SET EXERCISE »
Copy all of the material below exactly.

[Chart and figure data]
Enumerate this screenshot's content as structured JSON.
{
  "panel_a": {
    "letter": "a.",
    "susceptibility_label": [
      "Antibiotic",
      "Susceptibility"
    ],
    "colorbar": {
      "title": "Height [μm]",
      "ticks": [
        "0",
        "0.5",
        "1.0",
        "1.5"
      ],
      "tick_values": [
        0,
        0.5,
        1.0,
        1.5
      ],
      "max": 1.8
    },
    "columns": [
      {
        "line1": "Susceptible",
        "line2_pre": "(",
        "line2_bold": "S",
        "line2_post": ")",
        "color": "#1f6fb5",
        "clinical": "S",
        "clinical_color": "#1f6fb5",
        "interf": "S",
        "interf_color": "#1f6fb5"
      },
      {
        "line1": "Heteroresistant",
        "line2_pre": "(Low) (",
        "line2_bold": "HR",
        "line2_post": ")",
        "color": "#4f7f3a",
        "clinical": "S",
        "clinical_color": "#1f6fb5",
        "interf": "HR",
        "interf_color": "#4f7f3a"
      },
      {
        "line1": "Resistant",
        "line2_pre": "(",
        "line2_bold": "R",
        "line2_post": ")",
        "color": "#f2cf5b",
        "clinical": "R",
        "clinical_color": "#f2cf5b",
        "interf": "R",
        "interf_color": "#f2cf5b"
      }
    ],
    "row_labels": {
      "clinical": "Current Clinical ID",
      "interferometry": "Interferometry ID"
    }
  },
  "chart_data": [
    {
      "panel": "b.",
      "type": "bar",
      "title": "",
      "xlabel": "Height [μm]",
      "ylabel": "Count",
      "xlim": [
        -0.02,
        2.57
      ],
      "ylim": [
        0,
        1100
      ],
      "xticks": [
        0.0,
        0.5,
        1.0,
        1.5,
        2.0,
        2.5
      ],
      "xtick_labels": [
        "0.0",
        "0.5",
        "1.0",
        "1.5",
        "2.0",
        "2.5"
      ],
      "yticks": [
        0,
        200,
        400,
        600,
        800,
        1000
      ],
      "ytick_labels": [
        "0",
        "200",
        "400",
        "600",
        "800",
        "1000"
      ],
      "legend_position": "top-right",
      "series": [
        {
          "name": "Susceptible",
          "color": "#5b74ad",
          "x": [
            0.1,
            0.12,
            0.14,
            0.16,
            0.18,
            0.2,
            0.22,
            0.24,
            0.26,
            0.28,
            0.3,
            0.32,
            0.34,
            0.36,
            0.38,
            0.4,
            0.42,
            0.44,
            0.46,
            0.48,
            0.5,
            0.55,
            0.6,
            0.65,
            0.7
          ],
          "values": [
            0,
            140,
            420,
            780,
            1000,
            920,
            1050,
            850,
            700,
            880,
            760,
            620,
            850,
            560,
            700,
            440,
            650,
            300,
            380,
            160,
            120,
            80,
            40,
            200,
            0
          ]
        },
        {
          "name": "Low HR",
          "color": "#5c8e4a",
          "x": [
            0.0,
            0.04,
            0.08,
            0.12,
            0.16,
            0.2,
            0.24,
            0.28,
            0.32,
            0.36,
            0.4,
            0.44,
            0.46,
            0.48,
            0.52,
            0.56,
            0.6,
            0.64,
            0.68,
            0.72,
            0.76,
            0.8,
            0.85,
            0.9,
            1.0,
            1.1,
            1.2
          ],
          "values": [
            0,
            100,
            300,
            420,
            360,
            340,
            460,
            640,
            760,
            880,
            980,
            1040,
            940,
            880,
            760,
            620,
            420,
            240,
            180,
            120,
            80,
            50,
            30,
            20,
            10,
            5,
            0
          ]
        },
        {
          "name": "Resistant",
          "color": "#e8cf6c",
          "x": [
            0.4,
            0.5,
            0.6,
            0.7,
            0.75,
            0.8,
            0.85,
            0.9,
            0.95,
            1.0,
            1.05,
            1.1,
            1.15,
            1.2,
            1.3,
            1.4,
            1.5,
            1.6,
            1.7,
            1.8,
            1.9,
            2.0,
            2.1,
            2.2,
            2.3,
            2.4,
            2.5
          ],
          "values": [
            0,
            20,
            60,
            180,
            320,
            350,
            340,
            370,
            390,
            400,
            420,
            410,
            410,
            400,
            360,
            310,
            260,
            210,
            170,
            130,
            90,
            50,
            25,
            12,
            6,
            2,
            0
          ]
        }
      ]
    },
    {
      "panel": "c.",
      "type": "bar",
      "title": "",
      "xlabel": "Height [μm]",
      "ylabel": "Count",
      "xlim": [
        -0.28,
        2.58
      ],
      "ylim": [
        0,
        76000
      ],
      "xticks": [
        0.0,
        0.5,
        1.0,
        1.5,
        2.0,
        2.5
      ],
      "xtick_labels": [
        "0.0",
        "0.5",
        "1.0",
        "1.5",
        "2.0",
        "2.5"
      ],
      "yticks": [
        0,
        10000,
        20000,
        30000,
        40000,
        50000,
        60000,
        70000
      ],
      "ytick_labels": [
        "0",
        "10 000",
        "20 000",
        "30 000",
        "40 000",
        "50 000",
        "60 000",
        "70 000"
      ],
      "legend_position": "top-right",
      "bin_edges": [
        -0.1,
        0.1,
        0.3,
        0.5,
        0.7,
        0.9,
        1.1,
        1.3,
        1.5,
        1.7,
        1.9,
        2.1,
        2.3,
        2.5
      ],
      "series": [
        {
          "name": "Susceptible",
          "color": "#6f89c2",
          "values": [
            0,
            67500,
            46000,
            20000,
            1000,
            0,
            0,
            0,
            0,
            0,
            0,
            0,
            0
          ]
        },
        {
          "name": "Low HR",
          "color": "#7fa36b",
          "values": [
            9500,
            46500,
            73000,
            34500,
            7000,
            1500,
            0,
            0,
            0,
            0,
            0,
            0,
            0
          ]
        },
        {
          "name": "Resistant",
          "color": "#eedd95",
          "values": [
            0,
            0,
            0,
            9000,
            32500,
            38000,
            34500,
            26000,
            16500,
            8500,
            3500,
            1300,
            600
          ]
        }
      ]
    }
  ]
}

PROBLEM SOLUTION »
Enumerate this screenshot's content as structured JSON.
{
  "panel_a": {
    "letter": "a.",
    "susceptibility_label": [
      "Antibiotic",
      "Susceptibility"
    ],
    "colorbar": {
      "title": "Height [μm]",
      "ticks": [
        "0",
        "0.5",
        "1.0",
        "1.5"
      ],
      "tick_values": [
        0,
        0.5,
        1.0,
        1.5
      ],
      "max": 1.8
    },
    "columns": [
      {
        "line1": "Susceptible",
        "line2_pre": "(",
        "line2_bold": "S",
        "line2_post": ")",
        "color": "#1f6fb5",
        "clinical": "S",
        "clinical_color": "#1f6fb5",
        "interf": "S",
        "interf_color": "#1f6fb5"
      },
      {
        "line1": "Heteroresistant",
        "line2_pre": "(Low) (",
        "line2_bold": "HR",
        "line2_post": ")",
        "color": "#4f7f3a",
        "clinical": "S",
        "clinical_color": "#1f6fb5",
        "interf": "HR",
        "interf_color": "#4f7f3a"
      },
      {
        "line1": "Resistant",
        "line2_pre": "(",
        "line2_bold": "R",
        "line2_post": ")",
        "color": "#f2cf5b",
        "clinical": "R",
        "clinical_color": "#f2cf5b",
        "interf": "R",
        "interf_color": "#f2cf5b"
      }
    ],
    "row_labels": {
      "clinical": "Current Clinical ID",
      "interferometry": "Interferometry ID"
    }
  },
  "chart_data": [
    {
      "panel": "b.",
      "type": "bar",
      "title": "",
      "xlabel": "Height [μm]",
      "ylabel": "Count",
      "xlim": [
        -0.02,
        2.57
      ],
      "ylim": [
        0,
        1100
      ],
      "xticks": [
        0.0,
        0.5,
        1.0,
        1.5,
        2.0,
        2.5
      ],
      "xtick_labels": [
        "0.0",
        "0.5",
        "1.0",
        "1.5",
        "2.0",
        "2.5"
      ],
      "yticks": [
        0,
        200,
        400,
        600,
        800,
        1000
      ],
      "ytick_labels": [
        "0",
        "200",
        "400",
        "600",
        "800",
        "1000"
      ],
      "legend_position": "top-right",
      "series": [
        {
          "name": "Susceptible",
          "color": "#5b74ad",
          "x": [
            0.1,
            0.12,
            0.14,
            0.16,
            0.18,
            0.2,
            0.22,
            0.24,
            0.26,
            0.28,
            0.3,
            0.32,
            0.34,
            0.36,
            0.38,
            0.4,
            0.42,
            0.44,
            0.46,
            0.48,
            0.5,
            0.55,
            0.6,
            0.65,
            0.7
          ],
          "values": [
            0,
            140,
            420,
            780,
            1000,
            920,
            1050,
            850,
            700,
            880,
            760,
            620,
            850,
            560,
            700,
            440,
            650,
            300,
            380,
            160,
            120,
            80,
            40,
            200,
            0
          ]
        },
        {
          "name": "Low HR",
          "color": "#5c8e4a",
          "x": [
            0.0,
            0.04,
            0.08,
            0.12,
            0.16,
            0.2,
            0.24,
            0.28,
            0.32,
            0.36,
            0.4,
            0.44,
            0.46,
            0.48,
            0.52,
            0.56,
            0.6,
            0.64,
            0.68,
            0.72,
            0.76,
            0.8,
            0.85,
            0.9,
            1.0,
            1.1,
            1.2
          ],
          "values": [
            0,
            100,
            300,
            420,
            360,
            340,
            460,
            640,
            760,
            880,
            980,
            1040,
            940,
            880,
            760,
            620,
            420,
            240,
            180,
            120,
            80,
            50,
            30,
            20,
            10,
            5,
            0
          ]
        },
        {
          "name": "Resistant",
          "color": "#e8cf6c",
          "x": [
            0.4,
            0.5,
            0.6,
            0.7,
            0.75,
            0.8,
            0.85,
            0.9,
            0.95,
            1.0,
            1.05,
            1.1,
            1.15,
            1.2,
            1.3,
            1.4,
            1.5,
            1.6,
            1.7,
            1.8,
            1.9,
            2.0,
            2.1,
            2.2,
            2.3,
            2.4,
            2.5
          ],
          "values": [
            0,
            20,
            60,
            180,
            320,
            350,
            340,
            370,
            390,
            400,
            420,
            410,
            410,
            400,
            360,
            310,
            260,
            210,
            170,
            130,
            90,
            50,
            25,
            12,
            6,
            2,
            0
          ]
        }
      ]
    },
    {
      "panel": "c.",
      "type": "bar",
      "title": "",
      "xlabel": "Height [μm]",
      "ylabel": "Count",
      "xlim": [
        -0.28,
        2.58
      ],
      "ylim": [
        0,
        76000
      ],
      "xticks": [
        0.0,
        0.5,
        1.0,
        1.5,
        2.0,
        2.5
      ],
      "xtick_labels": [
        "0.0",
        "0.5",
        "1.0",
        "1.5",
        "2.0",
        "2.5"
      ],
      "yticks": [
        0,
        10000,
        20000,
        30000,
        40000,
        50000,
        60000,
        70000
      ],
      "ytick_labels": [
        "0",
        "10 000",
        "20 000",
        "30 000",
        "40 000",
        "50 000",
        "60 000",
        "70 000"
      ],
      "legend_position": "top-right",
      "bin_edges": [
        -0.1,
        0.1,
        0.3,
        0.5,
        0.7,
        0.9,
        1.1,
        1.3,
        1.5,
        1.7,
        1.9,
        2.1,
        2.3,
        2.5
      ],
      "series": [
        {
          "name": "Susceptible",
          "color": "#6f89c2",
          "values": [
            0,
            67500,
            46000,
            20000,
            1000,
            0,
            0,
            0,
            0,
            0,
            0,
            0,
            0
          ]
        },
        {
          "name": "Low HR",
          "color": "#7fa36b",
          "values": [
            9500,
            46500,
            73000,
            34500,
            7000,
            1500,
            0,
            0,
            0,
            0,
            0,
            0,
            0
          ]
        },
        {
          "name": "Resistant",
          "color": "#eedd95",
          "values": [
            0,
            0,
            0,
            9000,
            32500,
            38000,
            34500,
            26000,
            16500,
            8500,
            3500,
            1300,
            600
          ]
        }
      ]
    }
  ]
}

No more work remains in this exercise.